Task brief. Exactly reproduce each record listed below.

------ Supplied data

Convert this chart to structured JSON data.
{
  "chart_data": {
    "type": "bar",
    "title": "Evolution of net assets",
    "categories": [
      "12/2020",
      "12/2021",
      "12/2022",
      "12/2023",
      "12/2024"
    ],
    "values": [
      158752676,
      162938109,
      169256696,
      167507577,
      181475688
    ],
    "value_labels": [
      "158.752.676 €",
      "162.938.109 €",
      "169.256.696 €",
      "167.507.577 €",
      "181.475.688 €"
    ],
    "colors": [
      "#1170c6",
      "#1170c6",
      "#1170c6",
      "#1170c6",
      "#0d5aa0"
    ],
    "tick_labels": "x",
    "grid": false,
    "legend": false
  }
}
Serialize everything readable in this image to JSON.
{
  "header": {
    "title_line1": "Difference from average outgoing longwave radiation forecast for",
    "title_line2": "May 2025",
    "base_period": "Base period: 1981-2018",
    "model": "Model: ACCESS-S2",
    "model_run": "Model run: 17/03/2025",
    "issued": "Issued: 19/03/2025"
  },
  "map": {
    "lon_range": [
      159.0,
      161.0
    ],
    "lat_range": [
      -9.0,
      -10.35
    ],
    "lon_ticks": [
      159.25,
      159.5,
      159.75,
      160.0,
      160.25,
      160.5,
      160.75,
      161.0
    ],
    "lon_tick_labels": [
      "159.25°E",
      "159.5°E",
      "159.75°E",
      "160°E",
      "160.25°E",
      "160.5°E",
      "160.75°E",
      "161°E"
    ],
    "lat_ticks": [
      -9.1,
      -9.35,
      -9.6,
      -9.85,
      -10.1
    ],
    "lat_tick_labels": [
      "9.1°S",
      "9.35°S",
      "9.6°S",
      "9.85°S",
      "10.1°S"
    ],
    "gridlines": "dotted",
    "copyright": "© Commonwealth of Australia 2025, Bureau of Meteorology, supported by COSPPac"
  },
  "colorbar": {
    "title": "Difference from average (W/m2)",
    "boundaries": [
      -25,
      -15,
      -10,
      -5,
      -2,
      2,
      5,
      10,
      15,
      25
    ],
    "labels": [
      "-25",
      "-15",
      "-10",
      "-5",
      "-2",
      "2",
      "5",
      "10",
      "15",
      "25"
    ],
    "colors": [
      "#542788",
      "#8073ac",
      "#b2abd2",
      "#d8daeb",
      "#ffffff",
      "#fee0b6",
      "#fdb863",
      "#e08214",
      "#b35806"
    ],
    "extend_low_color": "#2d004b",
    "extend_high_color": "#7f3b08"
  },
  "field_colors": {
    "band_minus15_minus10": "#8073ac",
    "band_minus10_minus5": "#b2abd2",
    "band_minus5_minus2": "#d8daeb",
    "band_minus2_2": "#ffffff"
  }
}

------------

Answer for the task.
Convert this chart to structured JSON data.
{
  "chart_data": {
    "type": "bar",
    "title": "Evolution of net assets",
    "categories": [
      "12/2020",
      "12/2021",
      "12/2022",
      "12/2023",
      "12/2024"
    ],
    "values": [
      158752676,
      162938109,
      169256696,
      167507577,
      181475688
    ],
    "value_labels": [
      "158.752.676 €",
      "162.938.109 €",
      "169.256.696 €",
      "167.507.577 €",
      "181.475.688 €"
    ],
    "colors": [
      "#1170c6",
      "#1170c6",
      "#1170c6",
      "#1170c6",
      "#0d5aa0"
    ],
    "tick_labels": "x",
    "grid": false,
    "legend": false
  }
}
Serialize everything readable in this image to JSON.
{
  "header": {
    "title_line1": "Difference from average outgoing longwave radiation forecast for",
    "title_line2": "May 2025",
    "base_period": "Base period: 1981-2018",
    "model": "Model: ACCESS-S2",
    "model_run": "Model run: 17/03/2025",
    "issued": "Issued: 19/03/2025"
  },
  "map": {
    "lon_range": [
      159.0,
      161.0
    ],
    "lat_range": [
      -9.0,
      -10.35
    ],
    "lon_ticks": [
      159.25,
      159.5,
      159.75,
      160.0,
      160.25,
      160.5,
      160.75,
      161.0
    ],
    "lon_tick_labels": [
      "159.25°E",
      "159.5°E",
      "159.75°E",
      "160°E",
      "160.25°E",
      "160.5°E",
      "160.75°E",
      "161°E"
    ],
    "lat_ticks": [
      -9.1,
      -9.35,
      -9.6,
      -9.85,
      -10.1
    ],
    "lat_tick_labels": [
      "9.1°S",
      "9.35°S",
      "9.6°S",
      "9.85°S",
      "10.1°S"
    ],
    "gridlines": "dotted",
    "copyright": "© Commonwealth of Australia 2025, Bureau of Meteorology, supported by COSPPac"
  },
  "colorbar": {
    "title": "Difference from average (W/m2)",
    "boundaries": [
      -25,
      -15,
      -10,
      -5,
      -2,
      2,
      5,
      10,
      15,
      25
    ],
    "labels": [
      "-25",
      "-15",
      "-10",
      "-5",
      "-2",
      "2",
      "5",
      "10",
      "15",
      "25"
    ],
    "colors": [
      "#542788",
      "#8073ac",
      "#b2abd2",
      "#d8daeb",
      "#ffffff",
      "#fee0b6",
      "#fdb863",
      "#e08214",
      "#b35806"
    ],
    "extend_low_color": "#2d004b",
    "extend_high_color": "#7f3b08"
  },
  "field_colors": {
    "band_minus15_minus10": "#8073ac",
    "band_minus10_minus5": "#b2abd2",
    "band_minus5_minus2": "#d8daeb",
    "band_minus2_2": "#ffffff"
  }
}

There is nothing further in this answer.